> [The task] Write out the OPEC article starting with "As formidable as" and going on through "to the market.", switching "detractors" to "critics".

> [Reading text]
** start **
Time to stop fearing OPEC?
[Originally published in The Boston Globe.]
THE INTERNATIONALIST
Why it’s time to stop fearing OPEC
The cartel has far less power than we give it credit for, argues political scientist Jeff Colgan
THE GLOBAL energy market can be a scary place for America. For decades, one of the biggest reasons has been the cartel known as OPEC.
Saudi Arabia and the 11 other nations that make up the Organization of Petroleum Exporting Countries collude openly, setting production limits and shaping the world oil market in their interests. Concerns about OPEC have driven American energy policy ever since a devastating six-month embargo by Arab oil producers in 1973 plunged the nation into recession and seared the four-letter acronym into the national consciousness.
Today the group still holds 80 percent of world oil reserves; ambassadors from the most powerful economies in the world attend its biannual meetings with deference, and dangle aid and other enticements in the hopes of winning OPEC’s allegiance. With American antagonists like Iran and Venezuela in its membership, OPEC amplifies the ability of relatively small countries to buck the desires of Washington.
But a closer look at OPEC’s real influence over the oil market suggests that we’re making a huge mistake about its global power, says Brown University political scientist Jeff Colgan. A specialist in oil and global conflict, Colgan tracked almost three decades of oil production data and compared it to official OPEC policy, which sets quotas for member countries. What he found surprised him: OPEC’s decisions were all but irrelevant.
As formidable as OPEC is seen to be, its members appeared to produce whatever they felt like, regardless of official policy; Colgan found that OPEC decisions weren’t actually affecting world oil supplies, or world oil prices. The group seemed unable to control its members or accomplish the one thing that even its detractors might appreciate: bring stability to the market.
“It drives me nuts,” Colgan says. “Washington spends bandwidth on OPEC that could be better dedicated to something else.”
Colgan’s research, published this summer, made a splash within the small circle of OPEC scholars, and even his critics concede that his findings require a reassessment of our understanding of the cartel. His thinking has yet to trigger policy changes, however. Although skepticism about OPEC has been rising—just last week, New York Times columnist Joe Nocera wrote about a 2013 Foreign Policy article titled “The End of OPEC”—most policy makers and academics still consider OPEC the key player in world energy markets, and the only one in a position to unilaterally disrupt the global flow of petrochemicals.
If Colgan is right, the implications go beyond OPEC: They suggest that petroleum is not the global bugaboo that many politicians and policy makers think. In this argument, Colgan has company: His findings echo earlier research suggesting that today’s American economy is no longer vulnerable to shocks in oil prices, or temporary supply disruptions caused by Middle Eastern wars.
His meticulous research suggests that OPEC is a sort of high-level con, which awards its member states unwarranted influence, wastes US time and energy, and distorts our energy policy and even our military priorities. An honest reckoning of power in the oil market might not only lead the United States to fear OPEC less, but even to behave a little more like it.
** end **
Element box lines
** start **
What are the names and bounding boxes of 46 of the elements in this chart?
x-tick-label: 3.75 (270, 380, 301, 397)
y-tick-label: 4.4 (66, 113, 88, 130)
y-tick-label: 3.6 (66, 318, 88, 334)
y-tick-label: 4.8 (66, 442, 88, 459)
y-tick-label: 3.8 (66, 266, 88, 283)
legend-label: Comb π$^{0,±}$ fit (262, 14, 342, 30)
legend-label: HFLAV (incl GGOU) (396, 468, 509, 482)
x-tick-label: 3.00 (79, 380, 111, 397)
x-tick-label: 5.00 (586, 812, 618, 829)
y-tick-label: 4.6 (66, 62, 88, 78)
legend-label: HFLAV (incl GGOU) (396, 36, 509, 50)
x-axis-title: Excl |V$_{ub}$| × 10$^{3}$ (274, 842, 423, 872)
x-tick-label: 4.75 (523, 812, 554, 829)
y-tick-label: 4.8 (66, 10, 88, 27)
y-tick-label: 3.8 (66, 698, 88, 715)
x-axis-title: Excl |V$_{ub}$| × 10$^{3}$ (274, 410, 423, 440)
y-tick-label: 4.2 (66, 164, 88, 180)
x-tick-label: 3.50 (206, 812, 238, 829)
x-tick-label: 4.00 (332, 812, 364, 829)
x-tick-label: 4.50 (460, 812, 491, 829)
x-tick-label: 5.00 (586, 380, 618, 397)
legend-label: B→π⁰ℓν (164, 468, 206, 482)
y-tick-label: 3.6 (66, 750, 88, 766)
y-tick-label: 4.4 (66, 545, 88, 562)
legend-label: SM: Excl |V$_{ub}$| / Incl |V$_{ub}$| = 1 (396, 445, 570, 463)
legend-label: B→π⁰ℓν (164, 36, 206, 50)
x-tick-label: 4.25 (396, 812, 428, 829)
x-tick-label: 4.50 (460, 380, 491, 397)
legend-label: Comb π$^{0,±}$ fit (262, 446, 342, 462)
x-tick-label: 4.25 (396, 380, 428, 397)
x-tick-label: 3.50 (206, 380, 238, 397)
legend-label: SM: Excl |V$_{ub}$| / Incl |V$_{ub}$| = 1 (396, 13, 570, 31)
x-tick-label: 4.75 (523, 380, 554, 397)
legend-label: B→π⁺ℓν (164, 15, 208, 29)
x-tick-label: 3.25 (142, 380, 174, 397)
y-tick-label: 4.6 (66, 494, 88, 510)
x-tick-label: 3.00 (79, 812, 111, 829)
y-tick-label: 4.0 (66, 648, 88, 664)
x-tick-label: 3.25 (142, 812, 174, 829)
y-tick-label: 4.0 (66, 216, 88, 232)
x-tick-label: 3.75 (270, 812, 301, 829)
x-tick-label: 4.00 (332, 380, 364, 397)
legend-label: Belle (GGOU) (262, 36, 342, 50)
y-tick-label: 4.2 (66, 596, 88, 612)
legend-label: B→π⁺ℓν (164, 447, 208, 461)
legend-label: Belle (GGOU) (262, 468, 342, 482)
** end **
> [Result]
As formidable as OPEC is seen to be, its members appeared to produce whatever they felt like, regardless of official policy; Colgan found that OPEC decisions weren’t actually affecting world oil supplies, or world oil prices. The group seemed unable to control its members or accomplish the one thing that even its critics might appreciate: bring stability to the market.